*Written task:* How many of the lines that follow contain the word "text"? Give only the number.

*Supplied records:*
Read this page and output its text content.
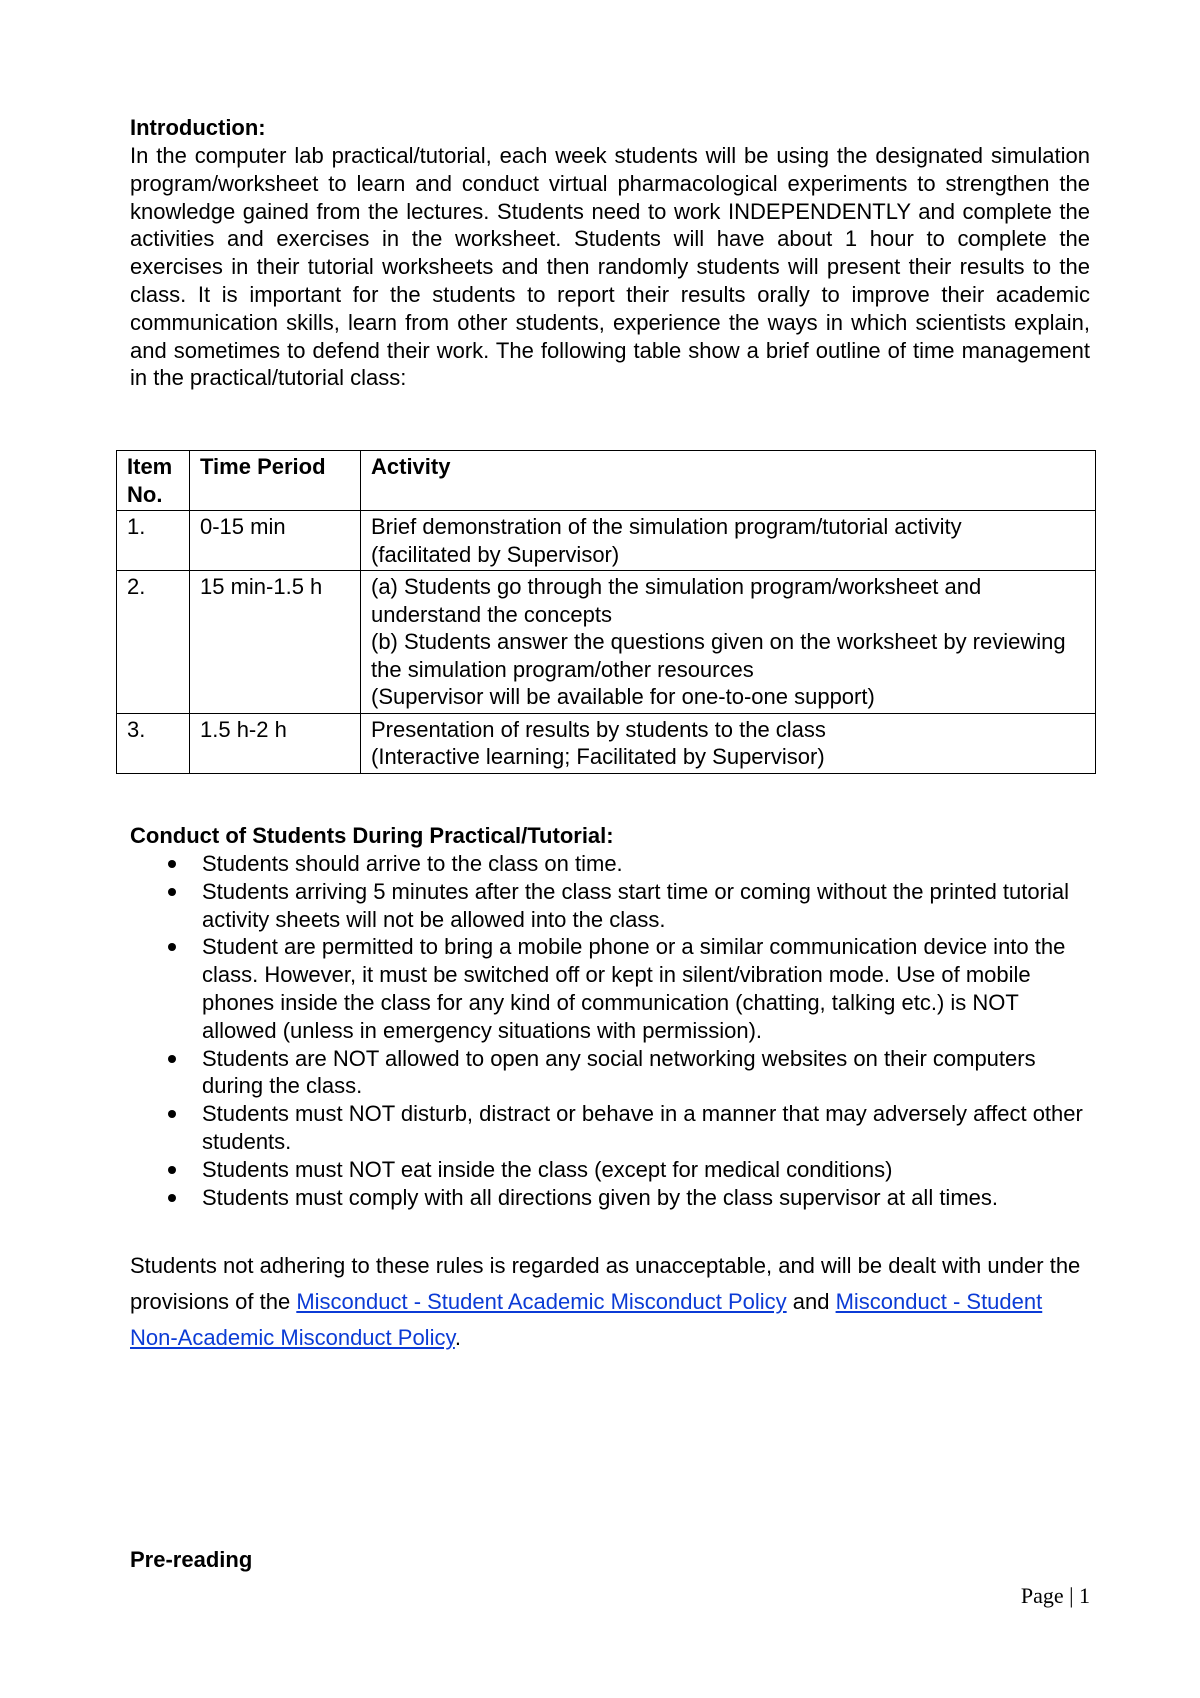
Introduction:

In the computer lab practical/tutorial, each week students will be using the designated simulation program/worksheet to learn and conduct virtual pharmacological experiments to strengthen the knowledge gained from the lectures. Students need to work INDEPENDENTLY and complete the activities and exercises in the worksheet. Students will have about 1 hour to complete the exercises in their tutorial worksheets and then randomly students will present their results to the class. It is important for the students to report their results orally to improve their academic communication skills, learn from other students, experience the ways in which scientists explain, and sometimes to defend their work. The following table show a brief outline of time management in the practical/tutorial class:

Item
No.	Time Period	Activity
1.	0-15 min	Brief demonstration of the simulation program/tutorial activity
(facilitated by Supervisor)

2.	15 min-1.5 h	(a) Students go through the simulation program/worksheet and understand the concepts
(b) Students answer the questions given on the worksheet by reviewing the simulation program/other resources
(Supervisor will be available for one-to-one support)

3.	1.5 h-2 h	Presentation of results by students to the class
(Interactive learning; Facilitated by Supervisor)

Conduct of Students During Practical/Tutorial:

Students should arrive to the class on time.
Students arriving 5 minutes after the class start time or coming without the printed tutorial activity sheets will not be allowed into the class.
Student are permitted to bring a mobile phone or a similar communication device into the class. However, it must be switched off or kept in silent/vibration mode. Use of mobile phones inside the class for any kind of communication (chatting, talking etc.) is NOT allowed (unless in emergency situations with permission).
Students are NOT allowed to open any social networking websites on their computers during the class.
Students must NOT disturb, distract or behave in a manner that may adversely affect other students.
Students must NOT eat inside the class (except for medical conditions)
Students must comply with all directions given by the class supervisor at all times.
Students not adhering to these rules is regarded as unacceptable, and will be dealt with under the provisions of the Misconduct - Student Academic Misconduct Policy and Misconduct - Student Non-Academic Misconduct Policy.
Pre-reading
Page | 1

==

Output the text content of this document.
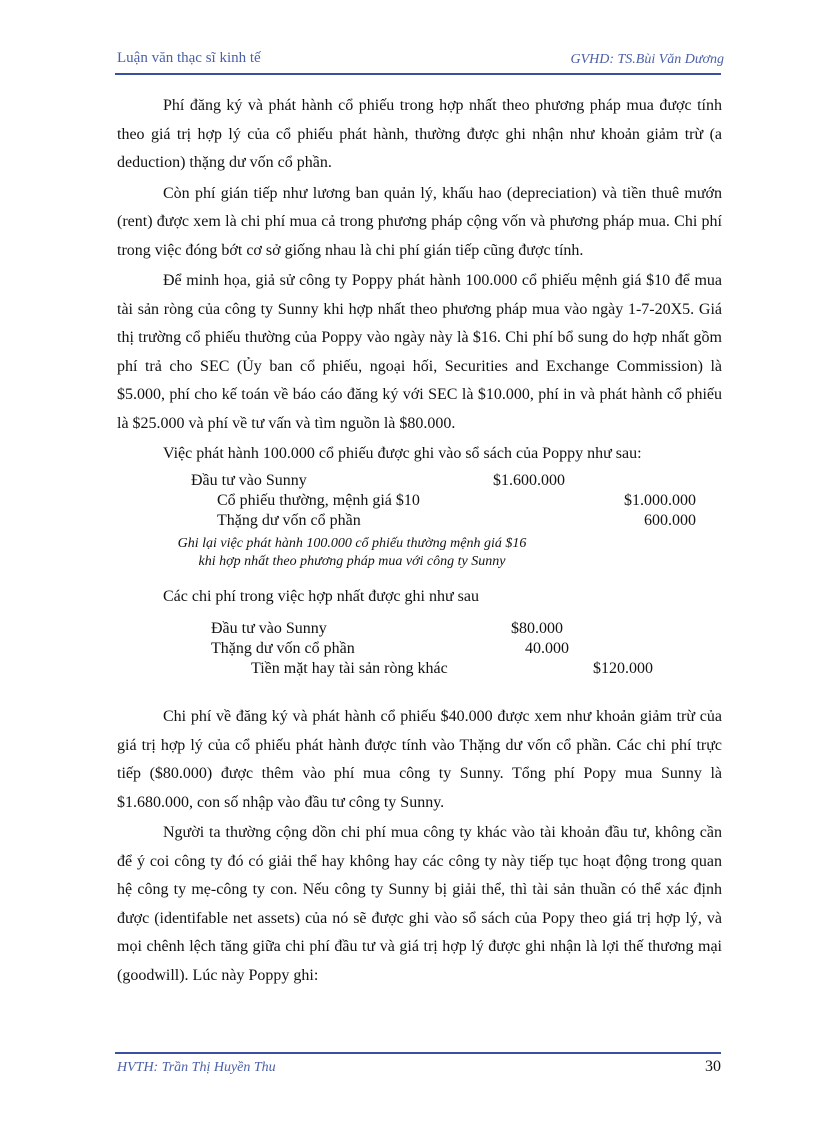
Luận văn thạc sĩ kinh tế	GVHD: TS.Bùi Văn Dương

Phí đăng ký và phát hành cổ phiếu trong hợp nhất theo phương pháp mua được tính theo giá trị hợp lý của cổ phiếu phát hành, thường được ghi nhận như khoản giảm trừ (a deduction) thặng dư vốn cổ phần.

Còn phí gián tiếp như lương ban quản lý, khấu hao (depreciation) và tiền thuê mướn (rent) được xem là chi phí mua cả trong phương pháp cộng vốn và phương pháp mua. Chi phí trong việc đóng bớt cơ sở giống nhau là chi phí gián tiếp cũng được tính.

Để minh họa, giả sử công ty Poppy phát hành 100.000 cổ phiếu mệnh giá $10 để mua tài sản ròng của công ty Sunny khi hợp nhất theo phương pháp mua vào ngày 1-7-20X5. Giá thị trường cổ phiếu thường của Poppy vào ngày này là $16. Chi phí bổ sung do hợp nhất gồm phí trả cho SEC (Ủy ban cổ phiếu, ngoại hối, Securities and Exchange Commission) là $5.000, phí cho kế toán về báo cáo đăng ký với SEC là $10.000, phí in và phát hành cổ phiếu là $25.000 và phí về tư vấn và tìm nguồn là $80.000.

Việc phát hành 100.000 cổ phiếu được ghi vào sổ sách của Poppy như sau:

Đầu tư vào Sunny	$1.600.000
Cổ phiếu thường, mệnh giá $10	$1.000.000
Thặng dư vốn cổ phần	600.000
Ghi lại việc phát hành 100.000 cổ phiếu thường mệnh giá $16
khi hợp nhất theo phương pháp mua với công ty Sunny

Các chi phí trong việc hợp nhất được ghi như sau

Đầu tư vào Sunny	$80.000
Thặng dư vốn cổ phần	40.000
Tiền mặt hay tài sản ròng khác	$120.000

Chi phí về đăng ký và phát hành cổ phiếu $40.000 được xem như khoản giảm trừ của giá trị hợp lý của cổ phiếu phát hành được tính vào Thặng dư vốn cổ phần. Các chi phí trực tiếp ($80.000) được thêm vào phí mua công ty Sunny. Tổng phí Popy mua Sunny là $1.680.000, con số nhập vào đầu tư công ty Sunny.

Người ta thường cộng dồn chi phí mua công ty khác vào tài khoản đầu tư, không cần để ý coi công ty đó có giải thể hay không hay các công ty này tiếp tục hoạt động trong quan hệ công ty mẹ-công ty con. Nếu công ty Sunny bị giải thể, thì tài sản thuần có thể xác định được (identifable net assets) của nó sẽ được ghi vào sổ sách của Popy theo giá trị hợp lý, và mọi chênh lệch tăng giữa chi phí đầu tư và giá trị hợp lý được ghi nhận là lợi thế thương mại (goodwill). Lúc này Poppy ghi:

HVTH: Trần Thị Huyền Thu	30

*Expected answer:* 2